*Explore the material*
- A) Reproduce the portion of the calprotectin study summary below that starts at the words "Calprotectin was tightly" and stops after "ratio of 2.29.".
- B) Carry on the calprotectin study summary below, writing onward from its final sentence.

*Document excerpt*
= = = =
Researchers found evidence of PDUS synovitis in 62.4% of patients with RA and 32% of patients with PsA.  These patients were mostly female and were more likely to have been treated with steroids.

Patients with PDUS synovitis had higher serum levels of calprotectin (PDUS-negative [n = 49] 1 μg/ml [0.6–3.7] vs PDUS-positive [n = 43] 2.68 μg/ml [0.22–5.5], p < 0.001), C-reactive protein [CRP] (PDUS-negative [n = 49] 0.07 mg/dl [0.1–0.6] vs PDUS-positive [n = 43] 0.20 mg/dl [0.01–1.4], p = 0.005) and ESR (PDUS-negative [n = 49] 8 mm/h.

Calprotectin was tightly correlated with MSUS scores ( r coefficients >0.50 in all patients with RA). A weaker correlation was found between ESR and joint indices and MSUS scores. Calprotectin also was correlated with the PD scores in patients receiving ADA (ρ = −0.591, P<.001) and ETN (ρ = −0.313, P=.039), but not those treated with IFX.

An area under the curve (AUC) of f 0.826 (95 % CI 0.742–0.910) was generated in accuracy analysis with PDUS synovitis (present or not present) as the reference variable with a cut-off calprotectin level of 1.66 μg/ml (sensitivity 79.1 %, specificity 83.4 %).  This calprotectin level was associated with a positive likelihood ratio of of  2.77 and a negative likelihood ratio of 2.29.  

Using these values,  85% of patients were correctly classified as having PDUS synovitis.

“ROC analysis showed a lower accuracy than calprotectin, with an AUC of 0.721 (95 % CI 0.612–0.829, P =.005) and a cut-off DAS28-CRP value of 1.61 (sensitivity 72 %, specificity 61 %, positive likelihood ratio 1.85, negative likelihood ratio 0.45), and it correctly classified PDUS synovitis in 66.3 % of patients,” the researchers found.
= = = =
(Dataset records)
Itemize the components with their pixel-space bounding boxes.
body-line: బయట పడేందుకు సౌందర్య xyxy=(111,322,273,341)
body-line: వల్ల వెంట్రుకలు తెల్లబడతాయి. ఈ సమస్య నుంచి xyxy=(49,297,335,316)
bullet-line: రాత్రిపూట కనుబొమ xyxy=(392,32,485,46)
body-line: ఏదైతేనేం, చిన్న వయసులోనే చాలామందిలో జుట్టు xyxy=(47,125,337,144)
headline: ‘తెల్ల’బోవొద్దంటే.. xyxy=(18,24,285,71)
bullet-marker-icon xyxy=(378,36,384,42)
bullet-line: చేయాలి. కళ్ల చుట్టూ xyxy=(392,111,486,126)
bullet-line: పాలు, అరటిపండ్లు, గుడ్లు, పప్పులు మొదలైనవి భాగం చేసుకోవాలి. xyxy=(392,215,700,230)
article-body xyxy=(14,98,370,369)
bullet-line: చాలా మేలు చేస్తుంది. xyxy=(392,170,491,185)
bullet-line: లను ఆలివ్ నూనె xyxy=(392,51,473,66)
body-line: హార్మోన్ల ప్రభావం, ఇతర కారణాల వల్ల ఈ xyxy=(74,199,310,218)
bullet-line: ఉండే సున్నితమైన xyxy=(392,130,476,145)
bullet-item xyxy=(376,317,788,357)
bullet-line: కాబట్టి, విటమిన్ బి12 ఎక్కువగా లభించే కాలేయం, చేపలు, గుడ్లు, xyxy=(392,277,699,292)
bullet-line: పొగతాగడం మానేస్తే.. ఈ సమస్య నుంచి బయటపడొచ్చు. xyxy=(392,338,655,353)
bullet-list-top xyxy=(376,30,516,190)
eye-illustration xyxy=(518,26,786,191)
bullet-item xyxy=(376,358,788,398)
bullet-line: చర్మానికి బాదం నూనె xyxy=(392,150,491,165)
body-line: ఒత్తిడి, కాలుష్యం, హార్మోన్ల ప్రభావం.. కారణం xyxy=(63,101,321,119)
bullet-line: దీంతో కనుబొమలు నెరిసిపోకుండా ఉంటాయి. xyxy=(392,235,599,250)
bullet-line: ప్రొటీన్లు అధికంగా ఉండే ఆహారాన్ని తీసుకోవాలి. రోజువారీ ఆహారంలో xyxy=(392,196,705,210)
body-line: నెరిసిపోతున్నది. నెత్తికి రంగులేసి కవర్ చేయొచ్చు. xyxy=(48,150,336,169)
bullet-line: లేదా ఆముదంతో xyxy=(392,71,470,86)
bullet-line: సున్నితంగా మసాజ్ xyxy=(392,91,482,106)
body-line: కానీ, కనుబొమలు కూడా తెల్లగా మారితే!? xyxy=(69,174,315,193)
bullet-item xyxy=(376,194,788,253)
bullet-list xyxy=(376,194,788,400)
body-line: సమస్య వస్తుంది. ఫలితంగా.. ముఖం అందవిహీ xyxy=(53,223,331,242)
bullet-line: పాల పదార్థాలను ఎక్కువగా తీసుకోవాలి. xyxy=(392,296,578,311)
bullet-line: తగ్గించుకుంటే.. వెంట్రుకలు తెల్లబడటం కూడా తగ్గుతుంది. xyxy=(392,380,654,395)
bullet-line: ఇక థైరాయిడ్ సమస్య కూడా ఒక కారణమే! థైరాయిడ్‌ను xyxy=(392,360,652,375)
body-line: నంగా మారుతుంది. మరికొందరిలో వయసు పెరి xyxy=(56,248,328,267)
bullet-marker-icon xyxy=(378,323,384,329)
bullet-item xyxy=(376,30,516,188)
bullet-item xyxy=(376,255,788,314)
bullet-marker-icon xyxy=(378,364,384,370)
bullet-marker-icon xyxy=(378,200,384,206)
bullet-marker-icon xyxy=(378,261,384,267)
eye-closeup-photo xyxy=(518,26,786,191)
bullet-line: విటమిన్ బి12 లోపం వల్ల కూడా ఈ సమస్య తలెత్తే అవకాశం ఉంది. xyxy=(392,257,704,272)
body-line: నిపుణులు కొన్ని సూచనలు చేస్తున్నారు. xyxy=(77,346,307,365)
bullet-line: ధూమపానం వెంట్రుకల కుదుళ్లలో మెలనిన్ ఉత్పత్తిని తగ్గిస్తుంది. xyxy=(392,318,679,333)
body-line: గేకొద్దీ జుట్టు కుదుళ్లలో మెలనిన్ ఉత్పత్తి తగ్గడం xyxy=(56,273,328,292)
= = = =
*Activity answers*
- A)
Calprotectin was tightly correlated with MSUS scores ( r coefficients >0.50 in all patients with RA). A weaker correlation was found between ESR and joint indices and MSUS scores. Calprotectin also was correlated with the PD scores in patients receiving ADA (ρ = −0.591, P<.001) and ETN (ρ = −0.313, P=.039), but not those treated with IFX.

An area under the curve (AUC) of f 0.826 (95 % CI 0.742–0.910) was generated in accuracy analysis with PDUS synovitis (present or not present) as the reference variable with a cut-off calprotectin level of 1.66 μg/ml (sensitivity 79.1 %, specificity 83.4 %).  This calprotectin level was associated with a positive likelihood ratio of of  2.77 and a negative likelihood ratio of 2.29.

- B)
After multivariate regression analysis adjustments, a strong association was found with calprotectin and PDUS synovitis (odds ratio [OR] 4.6, 95 % CI 2.31–9.26, P< .001) after accounting for combined therapy, reduced dose, use of glucocorticoids, disease duration, and presence of autoantibodies or erosive disease.

When analyzing TNFi serum troughs, researchers found that low troughs were were significantly associated with PDUS synovitis (OR 0.67, 95 % CI 0.52–0.85, P< .001),  but that they were associated with low accuracy (AUC <0.5). Calprotectin was inversely related with serum trough levels of  ADA (ρ = −0.461, P= .008) and ETN (ρ = −0.436, P=.005).

“Calprotectin and TNFi serum levels may be considered as sensitive biomarkers of synovial inflammation in RA and PsA patients in remission or with low disease activity being treated with TNFi,” the researchers stated. These biomarkers may help identify which patients have ultrasound active synovitis despite being in clinical remission or deemed to have low disease activity.

Summary and Clinical Applicability

Patients with RA and PsA who also had PDUS-evident synovitis had higher levels of serum calprotectin and lower TNFi troughs, suggesting that these values may help identify patients with PDUS synovitis in clinical remission or low disease activity.

“Calprotectin and drug trough serum levels may help clinicians identify US active synovitis in RA and PsA patients in clinical remission or with low disease activity treated with TNFi,” the researchers concluded.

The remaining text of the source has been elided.